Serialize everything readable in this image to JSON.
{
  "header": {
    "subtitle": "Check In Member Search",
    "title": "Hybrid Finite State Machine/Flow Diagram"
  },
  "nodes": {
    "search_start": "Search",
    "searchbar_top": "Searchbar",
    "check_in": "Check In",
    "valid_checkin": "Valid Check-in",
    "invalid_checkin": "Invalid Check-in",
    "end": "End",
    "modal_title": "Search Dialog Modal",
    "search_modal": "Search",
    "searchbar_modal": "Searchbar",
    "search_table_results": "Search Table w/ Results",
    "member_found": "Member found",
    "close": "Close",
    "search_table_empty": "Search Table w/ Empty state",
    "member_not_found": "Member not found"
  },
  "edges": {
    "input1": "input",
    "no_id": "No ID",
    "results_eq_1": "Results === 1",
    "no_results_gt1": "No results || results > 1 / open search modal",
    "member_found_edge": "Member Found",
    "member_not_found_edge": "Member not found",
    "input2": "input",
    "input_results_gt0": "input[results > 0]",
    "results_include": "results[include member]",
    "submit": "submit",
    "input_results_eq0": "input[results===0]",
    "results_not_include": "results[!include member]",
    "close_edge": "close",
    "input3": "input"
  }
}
-*-*-
INSTRUCTIONS FOR THE TASK
Copy out every line of the data above, exactly as given.

WRITTEN SOLUTION
Serialize everything readable in this image to JSON.
{
  "header": {
    "subtitle": "Check In Member Search",
    "title": "Hybrid Finite State Machine/Flow Diagram"
  },
  "nodes": {
    "search_start": "Search",
    "searchbar_top": "Searchbar",
    "check_in": "Check In",
    "valid_checkin": "Valid Check-in",
    "invalid_checkin": "Invalid Check-in",
    "end": "End",
    "modal_title": "Search Dialog Modal",
    "search_modal": "Search",
    "searchbar_modal": "Searchbar",
    "search_table_results": "Search Table w/ Results",
    "member_found": "Member found",
    "close": "Close",
    "search_table_empty": "Search Table w/ Empty state",
    "member_not_found": "Member not found"
  },
  "edges": {
    "input1": "input",
    "no_id": "No ID",
    "results_eq_1": "Results === 1",
    "no_results_gt1": "No results || results > 1 / open search modal",
    "member_found_edge": "Member Found",
    "member_not_found_edge": "Member not found",
    "input2": "input",
    "input_results_gt0": "input[results > 0]",
    "results_include": "results[include member]",
    "submit": "submit",
    "input_results_eq0": "input[results===0]",
    "results_not_include": "results[!include member]",
    "close_edge": "close",
    "input3": "input"
  }
}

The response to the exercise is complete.